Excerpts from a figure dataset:

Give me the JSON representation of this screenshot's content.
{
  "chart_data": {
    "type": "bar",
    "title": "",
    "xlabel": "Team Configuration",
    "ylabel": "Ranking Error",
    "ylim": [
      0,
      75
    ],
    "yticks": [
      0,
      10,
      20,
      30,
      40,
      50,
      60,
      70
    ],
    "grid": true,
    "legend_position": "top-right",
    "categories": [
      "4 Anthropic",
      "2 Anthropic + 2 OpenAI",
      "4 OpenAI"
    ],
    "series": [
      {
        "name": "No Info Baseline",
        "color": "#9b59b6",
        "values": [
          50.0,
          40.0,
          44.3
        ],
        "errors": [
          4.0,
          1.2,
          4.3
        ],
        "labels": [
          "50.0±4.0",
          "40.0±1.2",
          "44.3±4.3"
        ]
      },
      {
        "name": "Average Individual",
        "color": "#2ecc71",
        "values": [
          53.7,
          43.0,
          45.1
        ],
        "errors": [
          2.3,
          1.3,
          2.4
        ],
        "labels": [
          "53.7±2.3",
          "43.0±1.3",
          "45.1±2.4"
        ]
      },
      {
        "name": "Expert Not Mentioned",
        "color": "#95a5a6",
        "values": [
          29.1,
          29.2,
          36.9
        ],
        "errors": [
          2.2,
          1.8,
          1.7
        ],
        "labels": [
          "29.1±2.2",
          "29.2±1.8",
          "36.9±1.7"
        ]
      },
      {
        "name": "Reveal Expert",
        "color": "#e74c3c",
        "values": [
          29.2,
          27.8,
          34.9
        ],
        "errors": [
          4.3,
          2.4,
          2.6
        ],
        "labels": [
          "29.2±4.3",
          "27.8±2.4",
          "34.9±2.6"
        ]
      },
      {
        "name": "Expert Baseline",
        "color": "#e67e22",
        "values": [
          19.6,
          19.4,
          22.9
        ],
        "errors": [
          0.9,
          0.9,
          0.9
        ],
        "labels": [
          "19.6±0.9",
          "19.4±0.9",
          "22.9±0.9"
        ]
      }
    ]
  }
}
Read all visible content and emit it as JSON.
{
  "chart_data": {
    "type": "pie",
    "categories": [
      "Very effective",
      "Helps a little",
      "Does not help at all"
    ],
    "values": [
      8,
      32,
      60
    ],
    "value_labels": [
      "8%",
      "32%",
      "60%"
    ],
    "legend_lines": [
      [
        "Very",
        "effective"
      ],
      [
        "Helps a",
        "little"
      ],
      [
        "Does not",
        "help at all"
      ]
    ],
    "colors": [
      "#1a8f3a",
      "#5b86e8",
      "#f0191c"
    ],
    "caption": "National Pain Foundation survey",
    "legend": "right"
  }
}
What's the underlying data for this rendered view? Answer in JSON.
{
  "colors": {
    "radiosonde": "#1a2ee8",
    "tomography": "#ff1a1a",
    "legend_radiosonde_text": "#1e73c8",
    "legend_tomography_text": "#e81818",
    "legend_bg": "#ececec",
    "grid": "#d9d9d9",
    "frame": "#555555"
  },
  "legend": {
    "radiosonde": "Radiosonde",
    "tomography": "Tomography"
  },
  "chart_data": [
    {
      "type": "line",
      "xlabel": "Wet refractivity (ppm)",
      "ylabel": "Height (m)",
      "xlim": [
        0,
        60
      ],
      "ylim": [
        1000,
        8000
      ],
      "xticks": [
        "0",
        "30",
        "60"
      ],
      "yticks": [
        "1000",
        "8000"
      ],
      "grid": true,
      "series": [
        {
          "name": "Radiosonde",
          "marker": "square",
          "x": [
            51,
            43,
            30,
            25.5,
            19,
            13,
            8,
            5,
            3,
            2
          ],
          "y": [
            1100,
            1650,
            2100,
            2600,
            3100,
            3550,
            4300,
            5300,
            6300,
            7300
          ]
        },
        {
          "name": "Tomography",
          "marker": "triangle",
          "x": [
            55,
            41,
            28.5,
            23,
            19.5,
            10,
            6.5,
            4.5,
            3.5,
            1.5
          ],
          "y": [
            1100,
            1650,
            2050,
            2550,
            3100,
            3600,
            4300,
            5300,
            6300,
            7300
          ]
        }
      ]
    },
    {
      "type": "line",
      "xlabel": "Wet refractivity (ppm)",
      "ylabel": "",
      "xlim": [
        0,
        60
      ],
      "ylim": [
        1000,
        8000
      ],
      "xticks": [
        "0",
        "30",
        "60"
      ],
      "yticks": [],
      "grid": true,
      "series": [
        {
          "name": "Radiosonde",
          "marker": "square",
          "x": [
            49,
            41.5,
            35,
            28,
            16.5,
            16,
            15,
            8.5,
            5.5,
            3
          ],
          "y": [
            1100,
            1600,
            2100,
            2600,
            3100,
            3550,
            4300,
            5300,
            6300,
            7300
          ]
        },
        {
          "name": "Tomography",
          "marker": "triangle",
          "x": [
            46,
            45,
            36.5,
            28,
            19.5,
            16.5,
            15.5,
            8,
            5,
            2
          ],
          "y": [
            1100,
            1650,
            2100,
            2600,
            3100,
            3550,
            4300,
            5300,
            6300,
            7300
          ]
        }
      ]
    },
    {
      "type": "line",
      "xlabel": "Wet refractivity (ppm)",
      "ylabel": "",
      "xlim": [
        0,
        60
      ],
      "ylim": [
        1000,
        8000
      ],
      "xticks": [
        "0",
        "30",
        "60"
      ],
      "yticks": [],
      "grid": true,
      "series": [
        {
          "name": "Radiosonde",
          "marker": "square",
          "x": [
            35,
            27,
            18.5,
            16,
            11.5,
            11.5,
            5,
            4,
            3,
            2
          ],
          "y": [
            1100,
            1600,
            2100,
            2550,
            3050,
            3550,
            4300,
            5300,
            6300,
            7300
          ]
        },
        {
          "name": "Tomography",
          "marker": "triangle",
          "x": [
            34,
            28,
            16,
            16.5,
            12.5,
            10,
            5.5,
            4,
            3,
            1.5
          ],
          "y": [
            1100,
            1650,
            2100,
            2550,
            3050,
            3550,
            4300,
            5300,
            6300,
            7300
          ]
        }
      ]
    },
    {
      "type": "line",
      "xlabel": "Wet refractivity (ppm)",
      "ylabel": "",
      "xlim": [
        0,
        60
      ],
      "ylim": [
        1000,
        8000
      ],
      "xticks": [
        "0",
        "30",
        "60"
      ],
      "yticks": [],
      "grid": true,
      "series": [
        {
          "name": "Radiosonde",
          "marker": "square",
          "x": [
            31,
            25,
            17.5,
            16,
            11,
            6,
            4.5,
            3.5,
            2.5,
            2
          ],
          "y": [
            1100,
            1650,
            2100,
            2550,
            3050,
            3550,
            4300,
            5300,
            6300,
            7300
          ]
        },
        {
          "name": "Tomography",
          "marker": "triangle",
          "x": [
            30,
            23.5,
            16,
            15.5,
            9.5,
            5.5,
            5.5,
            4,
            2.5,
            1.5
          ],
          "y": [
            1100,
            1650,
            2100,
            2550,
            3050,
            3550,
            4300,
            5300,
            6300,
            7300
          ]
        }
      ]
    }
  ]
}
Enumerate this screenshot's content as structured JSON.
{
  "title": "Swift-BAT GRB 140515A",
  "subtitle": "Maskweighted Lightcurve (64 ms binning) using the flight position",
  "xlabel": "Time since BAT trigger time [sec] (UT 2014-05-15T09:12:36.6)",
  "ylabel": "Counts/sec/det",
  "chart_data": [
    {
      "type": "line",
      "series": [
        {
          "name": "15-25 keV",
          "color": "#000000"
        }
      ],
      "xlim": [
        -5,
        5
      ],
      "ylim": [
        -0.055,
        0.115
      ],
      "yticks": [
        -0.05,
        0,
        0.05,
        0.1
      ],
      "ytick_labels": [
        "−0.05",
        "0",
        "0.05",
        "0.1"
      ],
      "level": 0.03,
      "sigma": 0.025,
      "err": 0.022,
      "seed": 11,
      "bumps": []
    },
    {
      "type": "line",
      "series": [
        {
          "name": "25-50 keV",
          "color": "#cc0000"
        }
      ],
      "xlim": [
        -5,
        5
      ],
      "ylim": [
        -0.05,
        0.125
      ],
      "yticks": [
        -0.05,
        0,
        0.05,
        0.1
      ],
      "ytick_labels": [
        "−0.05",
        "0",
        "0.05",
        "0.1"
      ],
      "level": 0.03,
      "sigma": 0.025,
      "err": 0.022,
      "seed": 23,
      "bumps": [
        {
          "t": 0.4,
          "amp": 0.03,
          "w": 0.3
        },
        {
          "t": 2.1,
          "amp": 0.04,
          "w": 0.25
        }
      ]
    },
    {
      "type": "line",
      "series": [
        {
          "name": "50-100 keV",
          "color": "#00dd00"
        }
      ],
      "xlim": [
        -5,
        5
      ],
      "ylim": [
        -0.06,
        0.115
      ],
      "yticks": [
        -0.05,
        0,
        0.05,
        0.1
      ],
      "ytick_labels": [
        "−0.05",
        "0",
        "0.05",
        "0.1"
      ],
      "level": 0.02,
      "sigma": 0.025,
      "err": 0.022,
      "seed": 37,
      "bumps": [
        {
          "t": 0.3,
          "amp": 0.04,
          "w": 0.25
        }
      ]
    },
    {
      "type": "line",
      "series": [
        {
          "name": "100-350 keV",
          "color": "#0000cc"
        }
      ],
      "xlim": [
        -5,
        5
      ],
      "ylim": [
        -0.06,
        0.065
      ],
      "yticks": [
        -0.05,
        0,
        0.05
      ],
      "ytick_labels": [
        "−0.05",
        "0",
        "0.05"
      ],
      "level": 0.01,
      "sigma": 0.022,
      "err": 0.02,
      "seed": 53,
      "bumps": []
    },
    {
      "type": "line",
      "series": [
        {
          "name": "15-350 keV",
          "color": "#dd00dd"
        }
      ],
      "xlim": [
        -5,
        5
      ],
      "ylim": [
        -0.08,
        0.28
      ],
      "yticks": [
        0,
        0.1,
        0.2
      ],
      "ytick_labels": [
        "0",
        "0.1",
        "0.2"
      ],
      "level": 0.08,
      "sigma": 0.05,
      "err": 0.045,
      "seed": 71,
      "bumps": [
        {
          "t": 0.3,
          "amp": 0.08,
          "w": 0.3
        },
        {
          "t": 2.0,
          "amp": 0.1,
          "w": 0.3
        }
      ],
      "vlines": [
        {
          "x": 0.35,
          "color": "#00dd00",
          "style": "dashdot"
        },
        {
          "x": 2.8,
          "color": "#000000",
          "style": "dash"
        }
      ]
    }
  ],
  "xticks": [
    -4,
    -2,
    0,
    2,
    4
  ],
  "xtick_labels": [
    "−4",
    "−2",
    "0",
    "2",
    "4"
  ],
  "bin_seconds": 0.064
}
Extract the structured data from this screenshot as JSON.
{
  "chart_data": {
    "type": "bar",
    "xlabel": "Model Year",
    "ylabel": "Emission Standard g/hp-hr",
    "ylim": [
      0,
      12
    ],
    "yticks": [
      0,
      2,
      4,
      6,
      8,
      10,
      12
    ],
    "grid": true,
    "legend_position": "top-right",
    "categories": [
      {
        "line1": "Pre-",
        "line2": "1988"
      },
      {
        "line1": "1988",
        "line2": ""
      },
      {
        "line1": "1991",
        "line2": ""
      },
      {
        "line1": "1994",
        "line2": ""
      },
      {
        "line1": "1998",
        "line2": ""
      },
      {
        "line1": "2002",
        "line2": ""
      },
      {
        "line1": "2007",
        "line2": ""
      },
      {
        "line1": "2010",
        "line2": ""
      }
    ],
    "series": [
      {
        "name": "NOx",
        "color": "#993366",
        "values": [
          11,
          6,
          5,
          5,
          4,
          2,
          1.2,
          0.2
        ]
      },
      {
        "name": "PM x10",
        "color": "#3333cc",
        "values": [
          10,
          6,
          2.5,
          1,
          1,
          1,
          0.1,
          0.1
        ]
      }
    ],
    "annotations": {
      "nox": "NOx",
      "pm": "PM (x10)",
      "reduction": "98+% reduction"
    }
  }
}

■ EXERCISE DIRECTIONS ■
Select and copy every line of the listing with the word "screenshot".

■ RESULT OF THE EXERCISE ■
Give me the JSON representation of this screenshot's content.
Enumerate this screenshot's content as structured JSON.
Extract the structured data from this screenshot as JSON.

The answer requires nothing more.